TASK INSTRUCTIONS: Pick out every line in the data below that holds "into".

GIVEN RECORDS:
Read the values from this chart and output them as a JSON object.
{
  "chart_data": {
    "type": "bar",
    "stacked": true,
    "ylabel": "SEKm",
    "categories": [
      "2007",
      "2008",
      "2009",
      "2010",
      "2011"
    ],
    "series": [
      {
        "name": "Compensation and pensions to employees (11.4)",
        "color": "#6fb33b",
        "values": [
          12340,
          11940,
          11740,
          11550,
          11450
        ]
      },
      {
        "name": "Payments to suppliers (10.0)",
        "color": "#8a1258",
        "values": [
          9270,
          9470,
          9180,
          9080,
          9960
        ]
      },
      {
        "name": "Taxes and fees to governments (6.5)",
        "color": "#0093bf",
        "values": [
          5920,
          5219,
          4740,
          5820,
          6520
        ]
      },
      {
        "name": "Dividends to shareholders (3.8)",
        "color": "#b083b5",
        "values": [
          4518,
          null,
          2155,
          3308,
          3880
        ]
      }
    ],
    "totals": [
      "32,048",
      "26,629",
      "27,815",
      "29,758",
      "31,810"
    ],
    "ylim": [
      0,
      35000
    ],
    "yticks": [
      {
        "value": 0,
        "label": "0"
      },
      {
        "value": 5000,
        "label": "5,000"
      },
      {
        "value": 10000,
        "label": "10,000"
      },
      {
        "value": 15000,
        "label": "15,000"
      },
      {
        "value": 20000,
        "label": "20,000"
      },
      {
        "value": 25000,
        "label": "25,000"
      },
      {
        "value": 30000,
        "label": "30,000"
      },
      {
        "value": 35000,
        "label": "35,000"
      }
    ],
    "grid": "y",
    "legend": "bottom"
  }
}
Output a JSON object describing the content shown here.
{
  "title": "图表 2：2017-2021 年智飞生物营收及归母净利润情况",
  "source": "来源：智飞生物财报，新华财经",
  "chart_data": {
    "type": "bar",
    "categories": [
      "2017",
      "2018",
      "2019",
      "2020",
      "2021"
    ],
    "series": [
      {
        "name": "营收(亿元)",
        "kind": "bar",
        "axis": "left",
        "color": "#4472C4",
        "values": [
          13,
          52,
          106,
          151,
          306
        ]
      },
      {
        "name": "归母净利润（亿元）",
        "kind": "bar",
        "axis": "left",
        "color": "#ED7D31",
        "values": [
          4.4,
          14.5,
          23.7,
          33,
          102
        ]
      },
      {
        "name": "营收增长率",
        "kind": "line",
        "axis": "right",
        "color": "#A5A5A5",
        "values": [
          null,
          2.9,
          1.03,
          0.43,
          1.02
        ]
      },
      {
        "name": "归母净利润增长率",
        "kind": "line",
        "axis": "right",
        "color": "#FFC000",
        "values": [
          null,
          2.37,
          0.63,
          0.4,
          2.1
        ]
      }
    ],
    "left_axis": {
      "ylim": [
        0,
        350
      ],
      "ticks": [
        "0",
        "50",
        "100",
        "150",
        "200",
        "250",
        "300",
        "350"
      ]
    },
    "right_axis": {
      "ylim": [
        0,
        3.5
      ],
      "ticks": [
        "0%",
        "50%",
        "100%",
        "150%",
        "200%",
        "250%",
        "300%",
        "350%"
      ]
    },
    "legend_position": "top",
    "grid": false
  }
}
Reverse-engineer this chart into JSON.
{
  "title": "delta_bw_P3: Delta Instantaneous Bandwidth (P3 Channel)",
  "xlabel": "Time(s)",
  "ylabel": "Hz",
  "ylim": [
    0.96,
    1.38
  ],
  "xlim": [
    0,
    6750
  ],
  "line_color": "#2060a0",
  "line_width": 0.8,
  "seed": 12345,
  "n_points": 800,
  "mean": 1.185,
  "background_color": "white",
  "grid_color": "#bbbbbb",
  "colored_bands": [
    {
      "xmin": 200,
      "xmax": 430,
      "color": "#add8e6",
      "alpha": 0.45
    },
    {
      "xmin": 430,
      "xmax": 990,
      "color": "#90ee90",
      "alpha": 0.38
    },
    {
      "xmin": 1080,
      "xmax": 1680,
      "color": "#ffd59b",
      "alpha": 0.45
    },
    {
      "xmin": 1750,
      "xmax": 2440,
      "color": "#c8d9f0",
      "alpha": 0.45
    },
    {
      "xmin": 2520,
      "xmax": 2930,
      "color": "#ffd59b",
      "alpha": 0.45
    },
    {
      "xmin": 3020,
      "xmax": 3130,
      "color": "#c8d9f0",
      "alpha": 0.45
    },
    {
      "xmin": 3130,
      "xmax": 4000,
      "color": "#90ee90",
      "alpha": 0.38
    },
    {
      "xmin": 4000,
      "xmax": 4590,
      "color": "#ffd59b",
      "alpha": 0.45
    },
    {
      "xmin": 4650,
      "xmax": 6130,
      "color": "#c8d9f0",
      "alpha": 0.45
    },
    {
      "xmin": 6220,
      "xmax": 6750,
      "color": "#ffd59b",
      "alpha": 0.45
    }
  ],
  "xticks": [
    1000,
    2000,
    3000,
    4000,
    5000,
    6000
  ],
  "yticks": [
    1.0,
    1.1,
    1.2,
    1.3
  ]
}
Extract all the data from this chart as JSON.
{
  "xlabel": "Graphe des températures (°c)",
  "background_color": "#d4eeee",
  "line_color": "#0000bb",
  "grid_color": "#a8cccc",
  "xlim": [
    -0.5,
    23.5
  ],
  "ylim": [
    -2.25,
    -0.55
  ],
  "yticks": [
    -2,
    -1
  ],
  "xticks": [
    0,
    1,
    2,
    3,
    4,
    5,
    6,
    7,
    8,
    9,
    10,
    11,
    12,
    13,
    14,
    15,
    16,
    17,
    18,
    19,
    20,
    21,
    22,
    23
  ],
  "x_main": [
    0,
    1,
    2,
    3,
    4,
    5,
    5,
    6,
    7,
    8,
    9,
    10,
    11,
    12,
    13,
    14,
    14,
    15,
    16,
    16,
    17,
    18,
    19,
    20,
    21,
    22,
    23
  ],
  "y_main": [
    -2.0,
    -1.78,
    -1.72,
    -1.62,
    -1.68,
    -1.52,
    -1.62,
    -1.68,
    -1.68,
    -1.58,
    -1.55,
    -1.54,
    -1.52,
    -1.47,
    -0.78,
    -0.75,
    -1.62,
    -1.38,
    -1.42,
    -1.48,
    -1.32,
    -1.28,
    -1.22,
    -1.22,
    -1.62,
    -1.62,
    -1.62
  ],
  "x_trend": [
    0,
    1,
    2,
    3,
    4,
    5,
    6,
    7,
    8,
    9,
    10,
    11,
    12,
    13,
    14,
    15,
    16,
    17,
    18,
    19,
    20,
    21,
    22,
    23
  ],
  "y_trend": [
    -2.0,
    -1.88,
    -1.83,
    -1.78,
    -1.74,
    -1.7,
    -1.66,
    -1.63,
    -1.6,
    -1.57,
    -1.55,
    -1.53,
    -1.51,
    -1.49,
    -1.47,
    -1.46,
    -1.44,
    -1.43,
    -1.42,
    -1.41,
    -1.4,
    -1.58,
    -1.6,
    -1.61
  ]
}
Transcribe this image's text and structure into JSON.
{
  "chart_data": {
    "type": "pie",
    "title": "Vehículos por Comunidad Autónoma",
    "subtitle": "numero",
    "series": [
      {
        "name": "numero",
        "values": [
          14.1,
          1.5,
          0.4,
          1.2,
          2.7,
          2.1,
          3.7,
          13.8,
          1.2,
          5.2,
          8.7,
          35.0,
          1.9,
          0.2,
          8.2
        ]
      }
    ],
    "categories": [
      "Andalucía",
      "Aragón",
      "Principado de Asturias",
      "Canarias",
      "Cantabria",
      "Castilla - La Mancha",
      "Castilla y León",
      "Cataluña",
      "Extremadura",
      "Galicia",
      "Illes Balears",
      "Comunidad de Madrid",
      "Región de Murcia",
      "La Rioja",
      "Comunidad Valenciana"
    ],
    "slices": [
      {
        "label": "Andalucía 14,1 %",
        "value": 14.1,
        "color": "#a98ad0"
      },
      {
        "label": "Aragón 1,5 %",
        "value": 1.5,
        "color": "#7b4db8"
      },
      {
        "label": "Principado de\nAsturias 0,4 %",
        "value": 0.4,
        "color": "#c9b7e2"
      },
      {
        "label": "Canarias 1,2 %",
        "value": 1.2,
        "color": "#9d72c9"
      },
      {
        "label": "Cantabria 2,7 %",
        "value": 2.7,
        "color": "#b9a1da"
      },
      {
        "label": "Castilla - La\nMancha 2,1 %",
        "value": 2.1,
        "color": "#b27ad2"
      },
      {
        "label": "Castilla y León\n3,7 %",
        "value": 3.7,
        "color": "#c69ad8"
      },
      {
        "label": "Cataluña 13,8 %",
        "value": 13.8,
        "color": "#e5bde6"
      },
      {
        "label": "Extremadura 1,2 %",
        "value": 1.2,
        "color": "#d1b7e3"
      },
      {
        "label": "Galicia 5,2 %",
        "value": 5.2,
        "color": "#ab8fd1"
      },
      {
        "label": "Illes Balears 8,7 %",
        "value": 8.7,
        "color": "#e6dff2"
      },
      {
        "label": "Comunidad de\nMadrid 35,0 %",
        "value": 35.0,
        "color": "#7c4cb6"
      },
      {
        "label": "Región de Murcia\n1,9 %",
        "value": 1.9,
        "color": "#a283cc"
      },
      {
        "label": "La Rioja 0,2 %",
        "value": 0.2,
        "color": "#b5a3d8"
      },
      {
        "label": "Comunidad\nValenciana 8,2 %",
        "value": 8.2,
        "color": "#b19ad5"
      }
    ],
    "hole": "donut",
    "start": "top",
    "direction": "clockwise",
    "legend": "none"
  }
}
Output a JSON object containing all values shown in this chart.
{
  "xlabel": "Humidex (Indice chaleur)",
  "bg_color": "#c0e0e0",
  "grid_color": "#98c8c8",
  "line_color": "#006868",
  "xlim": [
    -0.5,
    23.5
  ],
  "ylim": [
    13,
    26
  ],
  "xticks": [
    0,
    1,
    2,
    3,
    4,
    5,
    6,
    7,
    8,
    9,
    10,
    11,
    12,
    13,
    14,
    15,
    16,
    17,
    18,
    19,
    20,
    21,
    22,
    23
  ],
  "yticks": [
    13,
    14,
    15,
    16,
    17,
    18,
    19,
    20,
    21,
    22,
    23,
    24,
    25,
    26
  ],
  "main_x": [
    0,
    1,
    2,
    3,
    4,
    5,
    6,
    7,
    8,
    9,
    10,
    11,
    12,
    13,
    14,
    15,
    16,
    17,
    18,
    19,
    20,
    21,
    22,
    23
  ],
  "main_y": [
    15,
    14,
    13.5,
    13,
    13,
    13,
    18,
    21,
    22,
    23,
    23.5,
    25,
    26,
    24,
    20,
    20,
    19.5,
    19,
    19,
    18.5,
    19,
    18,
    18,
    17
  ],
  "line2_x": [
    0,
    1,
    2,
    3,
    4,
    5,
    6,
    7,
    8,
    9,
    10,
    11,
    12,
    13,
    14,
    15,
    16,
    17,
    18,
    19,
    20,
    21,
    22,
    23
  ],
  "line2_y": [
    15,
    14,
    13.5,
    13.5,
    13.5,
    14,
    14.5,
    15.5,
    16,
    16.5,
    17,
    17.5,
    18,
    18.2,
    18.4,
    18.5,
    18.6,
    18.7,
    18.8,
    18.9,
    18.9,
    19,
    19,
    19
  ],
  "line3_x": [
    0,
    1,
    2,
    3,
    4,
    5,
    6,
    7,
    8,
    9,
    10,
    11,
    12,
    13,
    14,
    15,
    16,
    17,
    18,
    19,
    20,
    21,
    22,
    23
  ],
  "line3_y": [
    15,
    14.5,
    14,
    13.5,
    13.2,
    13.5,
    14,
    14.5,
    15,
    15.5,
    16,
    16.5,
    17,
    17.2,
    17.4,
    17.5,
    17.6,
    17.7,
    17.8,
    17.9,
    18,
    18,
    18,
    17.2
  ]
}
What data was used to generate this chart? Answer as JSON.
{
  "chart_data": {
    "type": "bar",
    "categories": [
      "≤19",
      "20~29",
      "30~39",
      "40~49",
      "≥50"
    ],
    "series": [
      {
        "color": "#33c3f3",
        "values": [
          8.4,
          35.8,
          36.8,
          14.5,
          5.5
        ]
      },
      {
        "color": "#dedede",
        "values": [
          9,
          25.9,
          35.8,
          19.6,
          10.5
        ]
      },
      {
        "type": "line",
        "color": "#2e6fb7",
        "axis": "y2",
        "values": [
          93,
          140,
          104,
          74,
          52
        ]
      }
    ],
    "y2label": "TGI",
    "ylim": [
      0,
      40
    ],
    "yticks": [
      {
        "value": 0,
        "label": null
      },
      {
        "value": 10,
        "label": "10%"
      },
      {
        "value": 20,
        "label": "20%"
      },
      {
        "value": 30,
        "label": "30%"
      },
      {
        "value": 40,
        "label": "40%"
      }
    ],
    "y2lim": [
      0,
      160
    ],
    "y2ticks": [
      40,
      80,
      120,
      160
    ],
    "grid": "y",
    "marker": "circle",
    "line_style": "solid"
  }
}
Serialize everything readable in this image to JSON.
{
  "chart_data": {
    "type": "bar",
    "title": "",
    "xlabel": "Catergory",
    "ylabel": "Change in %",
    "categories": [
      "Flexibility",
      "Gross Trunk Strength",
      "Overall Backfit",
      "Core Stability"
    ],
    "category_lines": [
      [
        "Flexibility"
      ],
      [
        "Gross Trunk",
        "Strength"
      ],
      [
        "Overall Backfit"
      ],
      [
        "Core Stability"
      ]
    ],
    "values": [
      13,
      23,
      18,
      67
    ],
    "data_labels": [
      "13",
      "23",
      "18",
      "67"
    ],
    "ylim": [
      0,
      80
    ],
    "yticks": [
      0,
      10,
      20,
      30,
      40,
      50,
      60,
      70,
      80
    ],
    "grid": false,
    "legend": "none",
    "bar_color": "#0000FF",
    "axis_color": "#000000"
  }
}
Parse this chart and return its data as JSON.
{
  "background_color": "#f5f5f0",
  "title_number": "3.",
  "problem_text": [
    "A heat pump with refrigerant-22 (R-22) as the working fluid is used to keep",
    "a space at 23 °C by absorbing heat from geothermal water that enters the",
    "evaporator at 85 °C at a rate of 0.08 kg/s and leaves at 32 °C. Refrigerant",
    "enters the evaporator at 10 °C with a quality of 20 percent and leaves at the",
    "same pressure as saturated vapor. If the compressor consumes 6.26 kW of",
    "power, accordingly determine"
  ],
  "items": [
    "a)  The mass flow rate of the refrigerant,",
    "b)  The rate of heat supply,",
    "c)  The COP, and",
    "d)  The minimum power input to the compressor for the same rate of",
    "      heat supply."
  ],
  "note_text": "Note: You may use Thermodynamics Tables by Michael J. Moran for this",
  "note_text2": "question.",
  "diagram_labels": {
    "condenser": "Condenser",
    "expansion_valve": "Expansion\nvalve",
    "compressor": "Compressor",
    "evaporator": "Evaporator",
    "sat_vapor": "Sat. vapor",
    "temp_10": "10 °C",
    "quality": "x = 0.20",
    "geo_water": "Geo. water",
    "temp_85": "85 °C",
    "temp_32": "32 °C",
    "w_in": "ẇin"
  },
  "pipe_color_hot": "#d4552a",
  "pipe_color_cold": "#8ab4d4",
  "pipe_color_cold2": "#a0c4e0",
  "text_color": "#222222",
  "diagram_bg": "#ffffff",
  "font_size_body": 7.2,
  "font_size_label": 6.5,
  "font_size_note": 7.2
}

FULL OUTPUT:
Reverse-engineer this chart into JSON.
Transcribe this image's text and structure into JSON.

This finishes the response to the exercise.